YOUR INSTRUCTIONS: Pictures within the data are to be left out; everything else must be reproduced exactly.

INFORMATION GIVEN:
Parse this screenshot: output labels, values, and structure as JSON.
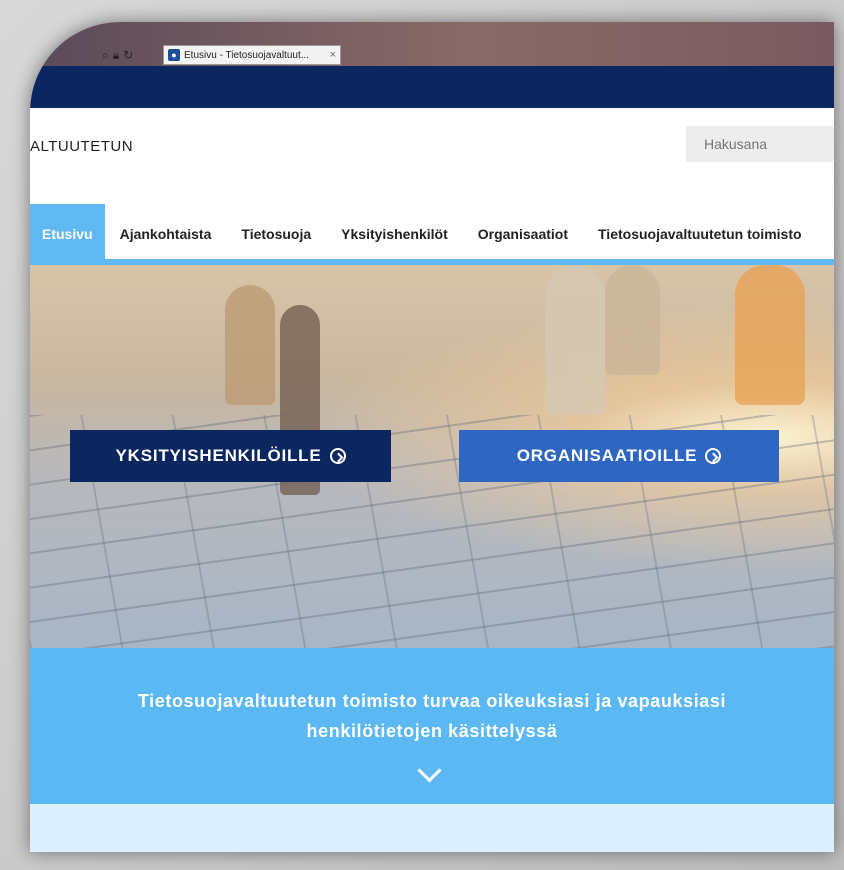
{
  "browser": {
    "tab_title": "Etusivu - Tietosuojavaltuut...",
    "tab_close": "×",
    "favicon_icon": "site-favicon-icon",
    "tools": [
      "search-icon",
      "lock-icon",
      "refresh-icon"
    ]
  },
  "header": {
    "logo_text": "ALTUUTETUN",
    "search_placeholder": "Hakusana"
  },
  "nav": {
    "items": [
      {
        "label": "Etusivu",
        "active": true
      },
      {
        "label": "Ajankohtaista",
        "active": false
      },
      {
        "label": "Tietosuoja",
        "active": false
      },
      {
        "label": "Yksityishenkilöt",
        "active": false
      },
      {
        "label": "Organisaatiot",
        "active": false
      },
      {
        "label": "Tietosuojavaltuutetun toimisto",
        "active": false
      }
    ]
  },
  "hero": {
    "cta_individuals": "YKSITYISHENKILÖILLE",
    "cta_organizations": "ORGANISAATIOILLE"
  },
  "banner": {
    "line1": "Tietosuojavaltuutetun toimisto turvaa oikeuksiasi ja vapauksiasi",
    "line2": "henkilötietojen käsittelyssä"
  },
  "colors": {
    "navy": "#0c2660",
    "light_blue": "#60b9f2",
    "blue": "#2f66c2"
  }
}
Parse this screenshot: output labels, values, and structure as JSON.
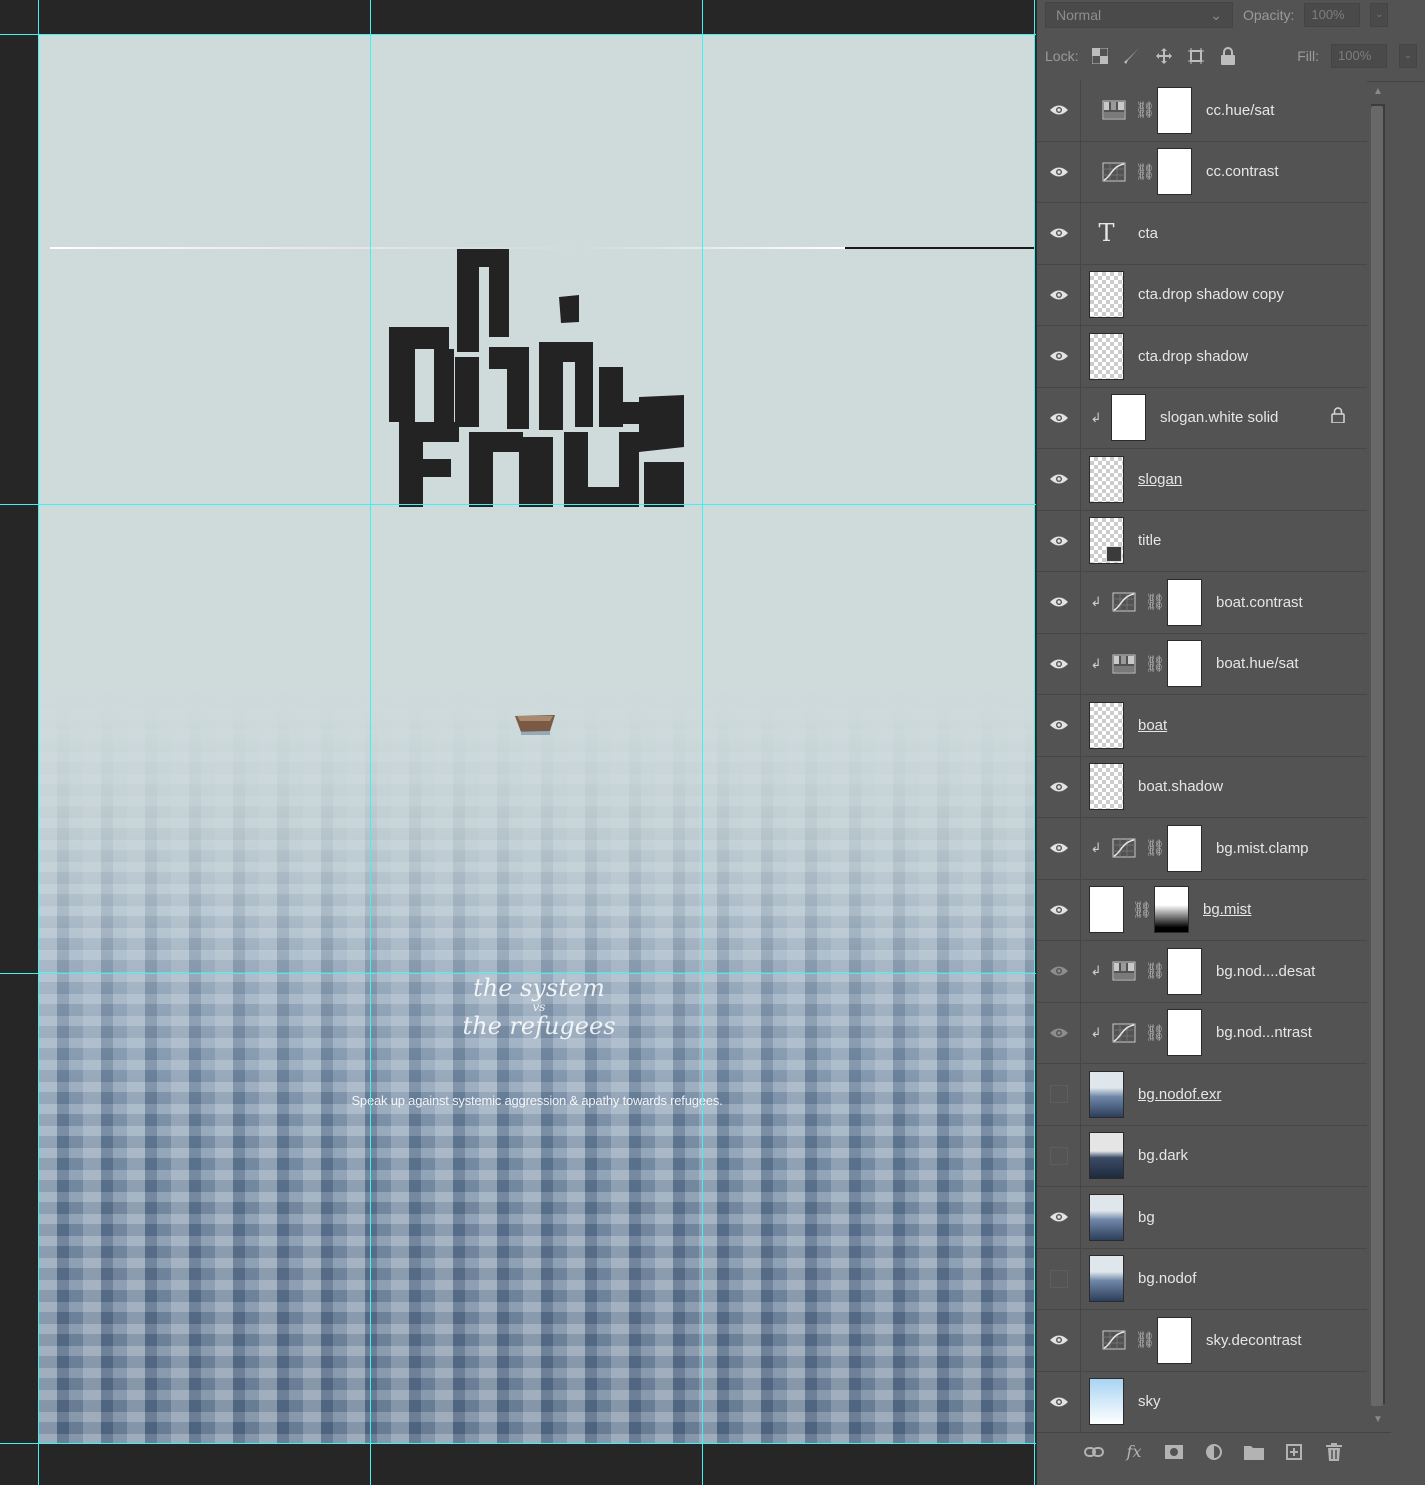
{
  "canvas": {
    "cta_text": "Speak up against systemic aggression & apathy towards refugees.",
    "slogan_line1": "the system",
    "slogan_vs": "vs",
    "slogan_line2": "the refugees"
  },
  "panel": {
    "blend_mode": "Normal",
    "opacity_label": "Opacity:",
    "opacity_value": "100%",
    "lock_label": "Lock:",
    "fill_label": "Fill:",
    "fill_value": "100%"
  },
  "layers": [
    {
      "name": "cc.hue/sat",
      "visible": true,
      "type": "hue-sat",
      "mask": true
    },
    {
      "name": "cc.contrast",
      "visible": true,
      "type": "curves",
      "mask": true
    },
    {
      "name": "cta",
      "visible": true,
      "type": "text"
    },
    {
      "name": "cta.drop shadow copy",
      "visible": true,
      "type": "checker"
    },
    {
      "name": "cta.drop shadow",
      "visible": true,
      "type": "checker"
    },
    {
      "name": "slogan.white solid",
      "visible": true,
      "type": "white",
      "clipped": true,
      "locked": true
    },
    {
      "name": "slogan",
      "visible": true,
      "type": "checker",
      "underline": true
    },
    {
      "name": "title",
      "visible": true,
      "type": "smart"
    },
    {
      "name": "boat.contrast",
      "visible": true,
      "type": "curves",
      "mask": true,
      "clipped": true
    },
    {
      "name": "boat.hue/sat",
      "visible": true,
      "type": "hue-sat",
      "mask": true,
      "clipped": true
    },
    {
      "name": "boat",
      "visible": true,
      "type": "checker",
      "underline": true
    },
    {
      "name": "boat.shadow",
      "visible": true,
      "type": "checker"
    },
    {
      "name": "bg.mist.clamp",
      "visible": true,
      "type": "curves",
      "mask": true,
      "clipped": true
    },
    {
      "name": "bg.mist",
      "visible": true,
      "type": "mist",
      "underline": true
    },
    {
      "name": "bg.nod....desat",
      "visible": true,
      "dim": true,
      "type": "hue-sat",
      "mask": true,
      "clipped": true
    },
    {
      "name": "bg.nod...ntrast",
      "visible": true,
      "dim": true,
      "type": "curves",
      "mask": true,
      "clipped": true
    },
    {
      "name": "bg.nodof.exr",
      "visible": false,
      "type": "photo",
      "underline": true
    },
    {
      "name": "bg.dark",
      "visible": false,
      "type": "photo-dark"
    },
    {
      "name": "bg",
      "visible": true,
      "type": "photo"
    },
    {
      "name": "bg.nodof",
      "visible": false,
      "type": "photo"
    },
    {
      "name": "sky.decontrast",
      "visible": true,
      "type": "curves",
      "mask": true
    },
    {
      "name": "sky",
      "visible": true,
      "type": "sky"
    }
  ],
  "colors": {
    "guide": "#3ff2f2",
    "panel_bg": "#535353",
    "canvas_bg": "#262626"
  },
  "icons": {
    "bottom_bar": [
      "link-layers-icon",
      "fx-icon",
      "add-mask-icon",
      "adjustment-layer-icon",
      "new-group-icon",
      "new-layer-icon",
      "trash-icon"
    ]
  }
}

RESULT OF THE TASK:
Parse this screenshot: output labels, values, and structure as JSON.
{
  "browser": {
    "tab_title": "Etusivu - Tietosuojavaltuut...",
    "tab_close": "×",
    "favicon_icon": "site-favicon-icon",
    "tools": [
      "search-icon",
      "lock-icon",
      "refresh-icon"
    ]
  },
  "header": {
    "logo_text": "ALTUUTETUN",
    "search_placeholder": "Hakusana"
  },
  "nav": {
    "items": [
      {
        "label": "Etusivu",
        "active": true
      },
      {
        "label": "Ajankohtaista",
        "active": false
      },
      {
        "label": "Tietosuoja",
        "active": false
      },
      {
        "label": "Yksityishenkilöt",
        "active": false
      },
      {
        "label": "Organisaatiot",
        "active": false
      },
      {
        "label": "Tietosuojavaltuutetun toimisto",
        "active": false
      }
    ]
  },
  "hero": {
    "cta_individuals": "YKSITYISHENKILÖILLE",
    "cta_organizations": "ORGANISAATIOILLE"
  },
  "banner": {
    "line1": "Tietosuojavaltuutetun toimisto turvaa oikeuksiasi ja vapauksiasi",
    "line2": "henkilötietojen käsittelyssä"
  },
  "colors": {
    "navy": "#0c2660",
    "light_blue": "#60b9f2",
    "blue": "#2f66c2"
  }
}
Parse this screenshot: output labels, values, and structure as JSON.
{
  "canvas": {
    "cta_text": "Speak up against systemic aggression & apathy towards refugees.",
    "slogan_line1": "the system",
    "slogan_vs": "vs",
    "slogan_line2": "the refugees"
  },
  "panel": {
    "blend_mode": "Normal",
    "opacity_label": "Opacity:",
    "opacity_value": "100%",
    "lock_label": "Lock:",
    "fill_label": "Fill:",
    "fill_value": "100%"
  },
  "layers": [
    {
      "name": "cc.hue/sat",
      "visible": true,
      "type": "hue-sat",
      "mask": true
    },
    {
      "name": "cc.contrast",
      "visible": true,
      "type": "curves",
      "mask": true
    },
    {
      "name": "cta",
      "visible": true,
      "type": "text"
    },
    {
      "name": "cta.drop shadow copy",
      "visible": true,
      "type": "checker"
    },
    {
      "name": "cta.drop shadow",
      "visible": true,
      "type": "checker"
    },
    {
      "name": "slogan.white solid",
      "visible": true,
      "type": "white",
      "clipped": true,
      "locked": true
    },
    {
      "name": "slogan",
      "visible": true,
      "type": "checker",
      "underline": true
    },
    {
      "name": "title",
      "visible": true,
      "type": "smart"
    },
    {
      "name": "boat.contrast",
      "visible": true,
      "type": "curves",
      "mask": true,
      "clipped": true
    },
    {
      "name": "boat.hue/sat",
      "visible": true,
      "type": "hue-sat",
      "mask": true,
      "clipped": true
    },
    {
      "name": "boat",
      "visible": true,
      "type": "checker",
      "underline": true
    },
    {
      "name": "boat.shadow",
      "visible": true,
      "type": "checker"
    },
    {
      "name": "bg.mist.clamp",
      "visible": true,
      "type": "curves",
      "mask": true,
      "clipped": true
    },
    {
      "name": "bg.mist",
      "visible": true,
      "type": "mist",
      "underline": true
    },
    {
      "name": "bg.nod....desat",
      "visible": true,
      "dim": true,
      "type": "hue-sat",
      "mask": true,
      "clipped": true
    },
    {
      "name": "bg.nod...ntrast",
      "visible": true,
      "dim": true,
      "type": "curves",
      "mask": true,
      "clipped": true
    },
    {
      "name": "bg.nodof.exr",
      "visible": false,
      "type": "photo",
      "underline": true
    },
    {
      "name": "bg.dark",
      "visible": false,
      "type": "photo-dark"
    },
    {
      "name": "bg",
      "visible": true,
      "type": "photo"
    },
    {
      "name": "bg.nodof",
      "visible": false,
      "type": "photo"
    },
    {
      "name": "sky.decontrast",
      "visible": true,
      "type": "curves",
      "mask": true
    },
    {
      "name": "sky",
      "visible": true,
      "type": "sky"
    }
  ],
  "colors": {
    "guide": "#3ff2f2",
    "panel_bg": "#535353",
    "canvas_bg": "#262626"
  },
  "icons": {
    "bottom_bar": [
      "link-layers-icon",
      "fx-icon",
      "add-mask-icon",
      "adjustment-layer-icon",
      "new-group-icon",
      "new-layer-icon",
      "trash-icon"
    ]
  }
}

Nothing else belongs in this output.